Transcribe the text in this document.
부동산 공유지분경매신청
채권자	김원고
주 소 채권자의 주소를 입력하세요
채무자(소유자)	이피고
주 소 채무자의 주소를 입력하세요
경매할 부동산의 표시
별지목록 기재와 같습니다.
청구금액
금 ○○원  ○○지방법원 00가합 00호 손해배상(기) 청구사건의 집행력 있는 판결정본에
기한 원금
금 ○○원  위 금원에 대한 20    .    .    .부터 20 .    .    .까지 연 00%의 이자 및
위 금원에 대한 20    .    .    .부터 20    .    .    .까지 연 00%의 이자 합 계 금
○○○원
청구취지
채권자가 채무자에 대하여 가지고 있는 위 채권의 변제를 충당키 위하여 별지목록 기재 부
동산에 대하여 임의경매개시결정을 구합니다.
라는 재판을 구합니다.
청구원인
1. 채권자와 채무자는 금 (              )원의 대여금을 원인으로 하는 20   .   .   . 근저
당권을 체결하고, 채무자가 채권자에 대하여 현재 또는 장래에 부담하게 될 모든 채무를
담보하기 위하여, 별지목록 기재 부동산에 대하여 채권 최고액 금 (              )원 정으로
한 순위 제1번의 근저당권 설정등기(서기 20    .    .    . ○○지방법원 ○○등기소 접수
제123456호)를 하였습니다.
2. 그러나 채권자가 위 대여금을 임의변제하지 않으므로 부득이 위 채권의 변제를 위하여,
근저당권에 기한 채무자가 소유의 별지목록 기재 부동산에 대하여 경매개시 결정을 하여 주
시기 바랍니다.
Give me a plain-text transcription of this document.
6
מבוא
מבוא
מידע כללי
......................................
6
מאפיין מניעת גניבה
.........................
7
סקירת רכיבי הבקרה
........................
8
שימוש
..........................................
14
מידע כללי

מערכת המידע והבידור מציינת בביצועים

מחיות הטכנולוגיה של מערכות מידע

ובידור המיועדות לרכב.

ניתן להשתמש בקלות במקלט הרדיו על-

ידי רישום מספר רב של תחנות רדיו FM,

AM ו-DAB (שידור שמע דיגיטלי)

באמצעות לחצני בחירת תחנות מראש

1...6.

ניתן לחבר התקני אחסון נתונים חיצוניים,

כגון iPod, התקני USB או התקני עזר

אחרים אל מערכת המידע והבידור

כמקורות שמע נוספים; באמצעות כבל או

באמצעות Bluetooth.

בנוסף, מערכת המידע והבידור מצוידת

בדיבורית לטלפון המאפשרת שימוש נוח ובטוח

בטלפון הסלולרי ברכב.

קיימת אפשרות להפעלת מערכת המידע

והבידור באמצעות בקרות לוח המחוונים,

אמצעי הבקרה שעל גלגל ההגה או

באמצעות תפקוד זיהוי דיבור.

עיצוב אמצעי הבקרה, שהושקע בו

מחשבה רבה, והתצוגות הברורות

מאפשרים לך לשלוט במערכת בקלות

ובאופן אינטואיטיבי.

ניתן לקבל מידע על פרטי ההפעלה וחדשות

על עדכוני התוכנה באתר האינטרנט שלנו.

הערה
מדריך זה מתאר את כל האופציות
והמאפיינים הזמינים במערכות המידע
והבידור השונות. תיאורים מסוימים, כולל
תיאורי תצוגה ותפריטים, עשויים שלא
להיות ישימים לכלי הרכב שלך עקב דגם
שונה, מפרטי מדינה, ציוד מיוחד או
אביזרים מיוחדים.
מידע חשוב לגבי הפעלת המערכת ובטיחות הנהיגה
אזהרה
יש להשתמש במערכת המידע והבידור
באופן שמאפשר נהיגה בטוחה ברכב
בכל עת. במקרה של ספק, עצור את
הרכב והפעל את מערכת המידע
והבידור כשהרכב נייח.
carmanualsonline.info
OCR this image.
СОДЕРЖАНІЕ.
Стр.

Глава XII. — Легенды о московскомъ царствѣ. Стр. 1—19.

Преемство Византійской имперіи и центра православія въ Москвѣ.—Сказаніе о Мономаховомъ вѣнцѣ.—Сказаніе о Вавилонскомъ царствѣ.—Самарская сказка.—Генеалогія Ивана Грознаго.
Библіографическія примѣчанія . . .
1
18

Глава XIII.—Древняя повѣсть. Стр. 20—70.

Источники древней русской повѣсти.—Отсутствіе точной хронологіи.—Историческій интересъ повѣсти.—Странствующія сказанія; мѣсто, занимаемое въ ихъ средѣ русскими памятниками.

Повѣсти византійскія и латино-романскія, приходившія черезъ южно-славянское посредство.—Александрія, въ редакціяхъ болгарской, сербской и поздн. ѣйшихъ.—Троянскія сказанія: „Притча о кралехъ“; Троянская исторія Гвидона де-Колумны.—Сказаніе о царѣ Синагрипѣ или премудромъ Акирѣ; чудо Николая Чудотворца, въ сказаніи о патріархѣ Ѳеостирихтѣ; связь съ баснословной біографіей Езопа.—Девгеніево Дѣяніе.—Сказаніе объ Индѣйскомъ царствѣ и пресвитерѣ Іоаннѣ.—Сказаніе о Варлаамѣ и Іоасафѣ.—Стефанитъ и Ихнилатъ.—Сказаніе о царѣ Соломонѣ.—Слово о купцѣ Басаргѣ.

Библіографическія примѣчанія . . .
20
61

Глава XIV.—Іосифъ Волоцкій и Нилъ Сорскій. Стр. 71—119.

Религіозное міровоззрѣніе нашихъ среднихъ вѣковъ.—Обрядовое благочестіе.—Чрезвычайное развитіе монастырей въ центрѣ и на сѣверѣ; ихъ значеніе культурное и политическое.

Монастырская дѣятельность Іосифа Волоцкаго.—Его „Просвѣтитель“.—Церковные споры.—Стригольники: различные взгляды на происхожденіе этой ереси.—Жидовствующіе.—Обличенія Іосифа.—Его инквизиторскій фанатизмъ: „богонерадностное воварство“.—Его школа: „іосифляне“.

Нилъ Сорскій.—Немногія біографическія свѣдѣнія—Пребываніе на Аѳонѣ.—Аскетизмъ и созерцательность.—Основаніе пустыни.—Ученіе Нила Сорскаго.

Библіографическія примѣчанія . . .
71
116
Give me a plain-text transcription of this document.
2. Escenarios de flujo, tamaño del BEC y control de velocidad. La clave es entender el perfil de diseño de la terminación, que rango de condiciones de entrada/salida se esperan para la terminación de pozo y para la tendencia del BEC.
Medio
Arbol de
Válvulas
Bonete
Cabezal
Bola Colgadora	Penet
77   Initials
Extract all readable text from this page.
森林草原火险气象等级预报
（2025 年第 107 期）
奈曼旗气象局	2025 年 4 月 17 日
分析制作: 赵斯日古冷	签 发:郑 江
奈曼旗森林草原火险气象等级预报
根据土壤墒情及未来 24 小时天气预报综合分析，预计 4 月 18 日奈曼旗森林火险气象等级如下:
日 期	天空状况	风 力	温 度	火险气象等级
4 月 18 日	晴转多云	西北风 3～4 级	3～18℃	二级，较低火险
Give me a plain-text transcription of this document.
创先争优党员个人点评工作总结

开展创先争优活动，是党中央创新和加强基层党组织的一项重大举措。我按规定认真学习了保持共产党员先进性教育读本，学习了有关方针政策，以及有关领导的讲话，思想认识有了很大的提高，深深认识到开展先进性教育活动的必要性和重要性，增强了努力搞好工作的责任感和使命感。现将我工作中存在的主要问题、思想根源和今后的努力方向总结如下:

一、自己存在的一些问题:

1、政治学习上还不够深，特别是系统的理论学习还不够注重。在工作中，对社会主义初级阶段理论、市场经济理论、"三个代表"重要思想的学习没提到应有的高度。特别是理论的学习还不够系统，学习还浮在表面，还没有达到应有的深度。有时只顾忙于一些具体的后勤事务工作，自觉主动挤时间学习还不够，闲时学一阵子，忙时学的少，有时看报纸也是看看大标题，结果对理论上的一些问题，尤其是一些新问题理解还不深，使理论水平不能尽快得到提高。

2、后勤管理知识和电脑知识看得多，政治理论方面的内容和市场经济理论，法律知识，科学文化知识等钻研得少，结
※ ※ ※
From the listing above, copy every line that includes the word "להשתמש".

### [RESPONSE]
ניתן להשתמש בקלות במקלט הרדיו על-
יש להשתמש במערכת המידע והבידור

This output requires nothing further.